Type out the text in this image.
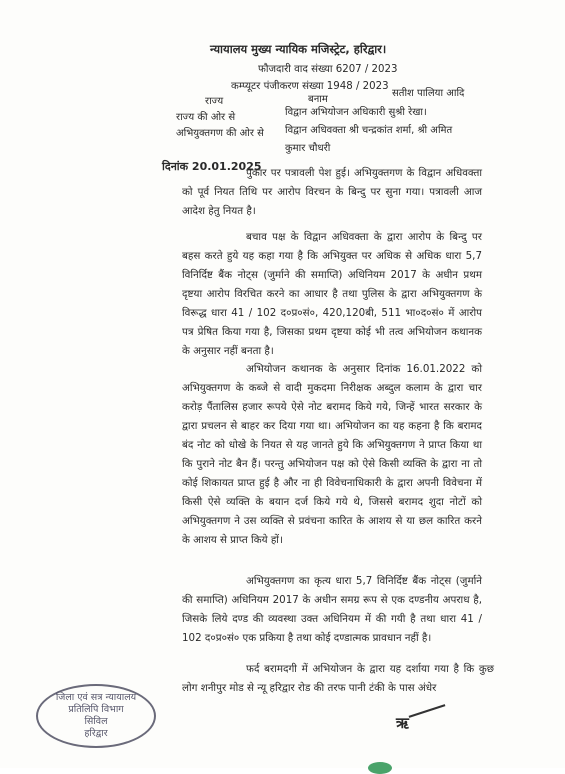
न्यायालय मुख्य न्यायिक मजिस्ट्रेट, हरिद्वार।
फौजदारी वाद संख्या 6207 / 2023
कम्प्यूटर पंजीकरण संख्या 1948 / 2023
राज्य	बनाम
सतीश पालिया आदि
राज्य की ओर से	विद्वान अभियोजन अधिकारी सुश्री रेखा।
अभियुक्तगण की ओर से विद्वान अधिवक्ता श्री चन्द्रकांत शर्मा, श्री अमित
कुमार चौधरी
दिनांक 20.01.2025

पुकार पर पत्रावली पेश हुई। अभियुक्तगण के विद्वान अधिवक्ता को पूर्व नियत तिथि पर आरोप विरचन के बिन्दु पर सुना गया। पत्रावली आज आदेश हेतु नियत है।

बचाव पक्ष के विद्वान अधिवक्ता के द्वारा आरोप के बिन्दु पर बहस करते हुये यह कहा गया है कि अभियुक्त पर अधिक से अधिक धारा 5,7 विनिर्दिष्ट बैंक नोट्स (जुर्माने की समाप्ति) अधिनियम 2017 के अधीन प्रथम दृष्टया आरोप विरचित करने का आधार है तथा पुलिस के द्वारा अभियुक्तगण के विरूद्ध धारा 41 / 102 द०प्र०सं०, 420,120बी, 511 भा०द०सं० में आरोप पत्र प्रेषित किया गया है, जिसका प्रथम दृष्टया कोई भी तत्व अभियोजन कथानक के अनुसार नहीं बनता है।

अभियोजन कथानक के अनुसार दिनांक 16.01.2022 को अभियुक्तगण के कब्जे से वादी मुकदमा निरीक्षक अब्दुल कलाम के द्वारा चार करोड़ पैंतालिस हजार रूपये ऐसे नोट बरामद किये गये, जिन्हें भारत सरकार के द्वारा प्रचलन से बाहर कर दिया गया था। अभियोजन का यह कहना है कि बरामद बंद नोट को धोखे के नियत से यह जानते हुये कि अभियुक्तगण ने प्राप्त किया था कि पुराने नोट बैन हैं। परन्तु अभियोजन पक्ष को ऐसे किसी व्यक्ति के द्वारा ना तो कोई शिकायत प्राप्त हुई है और ना ही विवेचनाधिकारी के द्वारा अपनी विवेचना में किसी ऐसे व्यक्ति के बयान दर्ज किये गये थे, जिससे बरामद शुदा नोटों को अभियुक्तगण ने उस व्यक्ति से प्रवंचना कारित के आशय से या छल कारित करने के आशय से प्राप्त किये हों।

अभियुक्तगण का कृत्य धारा 5,7 विनिर्दिष्ट बैंक नोट्स (जुर्माने की समाप्ति) अधिनियम 2017 के अधीन समग्र रूप से एक दण्डनीय अपराध है, जिसके लिये दण्ड की व्यवस्था उक्त अधिनियम में की गयी है तथा धारा 41 / 102 द०प्र०सं० एक प्रकिया है तथा कोई दण्डात्मक प्रावधान नहीं है।

फर्द बरामदगी में अभियोजन के द्वारा यह दर्शाया गया है कि कुछ लोग शनीपुर मोड से न्यू हरिद्वार रोड की तरफ पानी टंकी के पास अंधेर

जिला एवं सत्र न्यायालय
प्रतिलिपि विभाग
सिविल
हरिद्वार
ऋ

* Written problem:
Reproduce every line above as written, skipping pictures.

* Full answer:
Type out the text in this image.
न्यायालय मुख्य न्यायिक मजिस्ट्रेट, हरिद्वार।
फौजदारी वाद संख्या 6207 / 2023
कम्प्यूटर पंजीकरण संख्या 1948 / 2023
राज्य	बनाम
सतीश पालिया आदि
राज्य की ओर से	विद्वान अभियोजन अधिकारी सुश्री रेखा।
अभियुक्तगण की ओर से विद्वान अधिवक्ता श्री चन्द्रकांत शर्मा, श्री अमित
कुमार चौधरी
दिनांक 20.01.2025

पुकार पर पत्रावली पेश हुई। अभियुक्तगण के विद्वान अधिवक्ता को पूर्व नियत तिथि पर आरोप विरचन के बिन्दु पर सुना गया। पत्रावली आज आदेश हेतु नियत है।

बचाव पक्ष के विद्वान अधिवक्ता के द्वारा आरोप के बिन्दु पर बहस करते हुये यह कहा गया है कि अभियुक्त पर अधिक से अधिक धारा 5,7 विनिर्दिष्ट बैंक नोट्स (जुर्माने की समाप्ति) अधिनियम 2017 के अधीन प्रथम दृष्टया आरोप विरचित करने का आधार है तथा पुलिस के द्वारा अभियुक्तगण के विरूद्ध धारा 41 / 102 द०प्र०सं०, 420,120बी, 511 भा०द०सं० में आरोप पत्र प्रेषित किया गया है, जिसका प्रथम दृष्टया कोई भी तत्व अभियोजन कथानक के अनुसार नहीं बनता है।

अभियोजन कथानक के अनुसार दिनांक 16.01.2022 को अभियुक्तगण के कब्जे से वादी मुकदमा निरीक्षक अब्दुल कलाम के द्वारा चार करोड़ पैंतालिस हजार रूपये ऐसे नोट बरामद किये गये, जिन्हें भारत सरकार के द्वारा प्रचलन से बाहर कर दिया गया था। अभियोजन का यह कहना है कि बरामद बंद नोट को धोखे के नियत से यह जानते हुये कि अभियुक्तगण ने प्राप्त किया था कि पुराने नोट बैन हैं। परन्तु अभियोजन पक्ष को ऐसे किसी व्यक्ति के द्वारा ना तो कोई शिकायत प्राप्त हुई है और ना ही विवेचनाधिकारी के द्वारा अपनी विवेचना में किसी ऐसे व्यक्ति के बयान दर्ज किये गये थे, जिससे बरामद शुदा नोटों को अभियुक्तगण ने उस व्यक्ति से प्रवंचना कारित के आशय से या छल कारित करने के आशय से प्राप्त किये हों।

अभियुक्तगण का कृत्य धारा 5,7 विनिर्दिष्ट बैंक नोट्स (जुर्माने की समाप्ति) अधिनियम 2017 के अधीन समग्र रूप से एक दण्डनीय अपराध है, जिसके लिये दण्ड की व्यवस्था उक्त अधिनियम में की गयी है तथा धारा 41 / 102 द०प्र०सं० एक प्रकिया है तथा कोई दण्डात्मक प्रावधान नहीं है।

फर्द बरामदगी में अभियोजन के द्वारा यह दर्शाया गया है कि कुछ लोग शनीपुर मोड से न्यू हरिद्वार रोड की तरफ पानी टंकी के पास अंधेर

जिला एवं सत्र न्यायालय
प्रतिलिपि विभाग
सिविल
हरिद्वार
ऋ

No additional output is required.